= Directive =
Return the whole listing, keeping every character the same.

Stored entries
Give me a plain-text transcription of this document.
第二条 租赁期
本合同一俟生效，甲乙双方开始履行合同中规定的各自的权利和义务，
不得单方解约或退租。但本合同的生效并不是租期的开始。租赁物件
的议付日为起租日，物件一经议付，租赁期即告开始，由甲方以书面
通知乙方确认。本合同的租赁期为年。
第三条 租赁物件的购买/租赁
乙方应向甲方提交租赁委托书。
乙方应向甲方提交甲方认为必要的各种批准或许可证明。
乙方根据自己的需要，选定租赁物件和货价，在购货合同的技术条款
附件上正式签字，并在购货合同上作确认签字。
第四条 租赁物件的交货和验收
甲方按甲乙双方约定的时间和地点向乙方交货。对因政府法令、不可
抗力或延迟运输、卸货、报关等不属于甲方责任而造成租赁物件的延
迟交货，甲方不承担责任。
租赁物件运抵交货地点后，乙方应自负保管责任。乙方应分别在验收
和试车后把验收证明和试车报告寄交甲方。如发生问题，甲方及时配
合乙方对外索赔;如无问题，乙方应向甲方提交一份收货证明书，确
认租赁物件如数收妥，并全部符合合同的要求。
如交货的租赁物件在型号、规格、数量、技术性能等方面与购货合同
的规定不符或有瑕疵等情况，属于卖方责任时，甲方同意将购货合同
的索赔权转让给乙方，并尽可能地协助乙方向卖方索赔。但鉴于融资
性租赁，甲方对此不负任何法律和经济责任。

= Finished answer =
Give me a plain-text transcription of this document.
第二条 租赁期
本合同一俟生效，甲乙双方开始履行合同中规定的各自的权利和义务，
不得单方解约或退租。但本合同的生效并不是租期的开始。租赁物件
的议付日为起租日，物件一经议付，租赁期即告开始，由甲方以书面
通知乙方确认。本合同的租赁期为年。
第三条 租赁物件的购买/租赁
乙方应向甲方提交租赁委托书。
乙方应向甲方提交甲方认为必要的各种批准或许可证明。
乙方根据自己的需要，选定租赁物件和货价，在购货合同的技术条款
附件上正式签字，并在购货合同上作确认签字。
第四条 租赁物件的交货和验收
甲方按甲乙双方约定的时间和地点向乙方交货。对因政府法令、不可
抗力或延迟运输、卸货、报关等不属于甲方责任而造成租赁物件的延
迟交货，甲方不承担责任。
租赁物件运抵交货地点后，乙方应自负保管责任。乙方应分别在验收
和试车后把验收证明和试车报告寄交甲方。如发生问题，甲方及时配
合乙方对外索赔;如无问题，乙方应向甲方提交一份收货证明书，确
认租赁物件如数收妥，并全部符合合同的要求。
如交货的租赁物件在型号、规格、数量、技术性能等方面与购货合同
的规定不符或有瑕疵等情况，属于卖方责任时，甲方同意将购货合同
的索赔权转让给乙方，并尽可能地协助乙方向卖方索赔。但鉴于融资
性租赁，甲方对此不负任何法律和经济责任。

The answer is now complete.